# DATA EXTRACT
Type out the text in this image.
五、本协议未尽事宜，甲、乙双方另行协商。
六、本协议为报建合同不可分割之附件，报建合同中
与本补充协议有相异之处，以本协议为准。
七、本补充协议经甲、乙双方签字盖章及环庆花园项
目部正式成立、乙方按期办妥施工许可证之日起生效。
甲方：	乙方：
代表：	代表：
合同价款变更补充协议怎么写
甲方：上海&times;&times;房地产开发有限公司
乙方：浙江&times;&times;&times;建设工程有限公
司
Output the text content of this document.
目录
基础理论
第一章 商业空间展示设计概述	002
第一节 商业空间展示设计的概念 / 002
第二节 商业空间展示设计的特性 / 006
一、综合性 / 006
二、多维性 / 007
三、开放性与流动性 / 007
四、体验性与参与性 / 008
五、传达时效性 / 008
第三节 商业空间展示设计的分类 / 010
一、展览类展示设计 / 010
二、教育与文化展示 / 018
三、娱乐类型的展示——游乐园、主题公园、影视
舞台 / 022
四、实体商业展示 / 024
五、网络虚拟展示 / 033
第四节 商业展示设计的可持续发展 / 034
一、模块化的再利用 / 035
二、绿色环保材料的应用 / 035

# SET TASK
All of the entries need to be reproduced exactly; please write them out.

# RESPONSE BELOW
Type out the text in this image.
五、本协议未尽事宜，甲、乙双方另行协商。
六、本协议为报建合同不可分割之附件，报建合同中
与本补充协议有相异之处，以本协议为准。
七、本补充协议经甲、乙双方签字盖章及环庆花园项
目部正式成立、乙方按期办妥施工许可证之日起生效。
甲方：	乙方：
代表：	代表：
合同价款变更补充协议怎么写
甲方：上海&times;&times;房地产开发有限公司
乙方：浙江&times;&times;&times;建设工程有限公
司
Output the text content of this document.
目录
基础理论
第一章 商业空间展示设计概述	002
第一节 商业空间展示设计的概念 / 002
第二节 商业空间展示设计的特性 / 006
一、综合性 / 006
二、多维性 / 007
三、开放性与流动性 / 007
四、体验性与参与性 / 008
五、传达时效性 / 008
第三节 商业空间展示设计的分类 / 010
一、展览类展示设计 / 010
二、教育与文化展示 / 018
三、娱乐类型的展示——游乐园、主题公园、影视
舞台 / 022
四、实体商业展示 / 024
五、网络虚拟展示 / 033
第四节 商业展示设计的可持续发展 / 034
一、模块化的再利用 / 035
二、绿色环保材料的应用 / 035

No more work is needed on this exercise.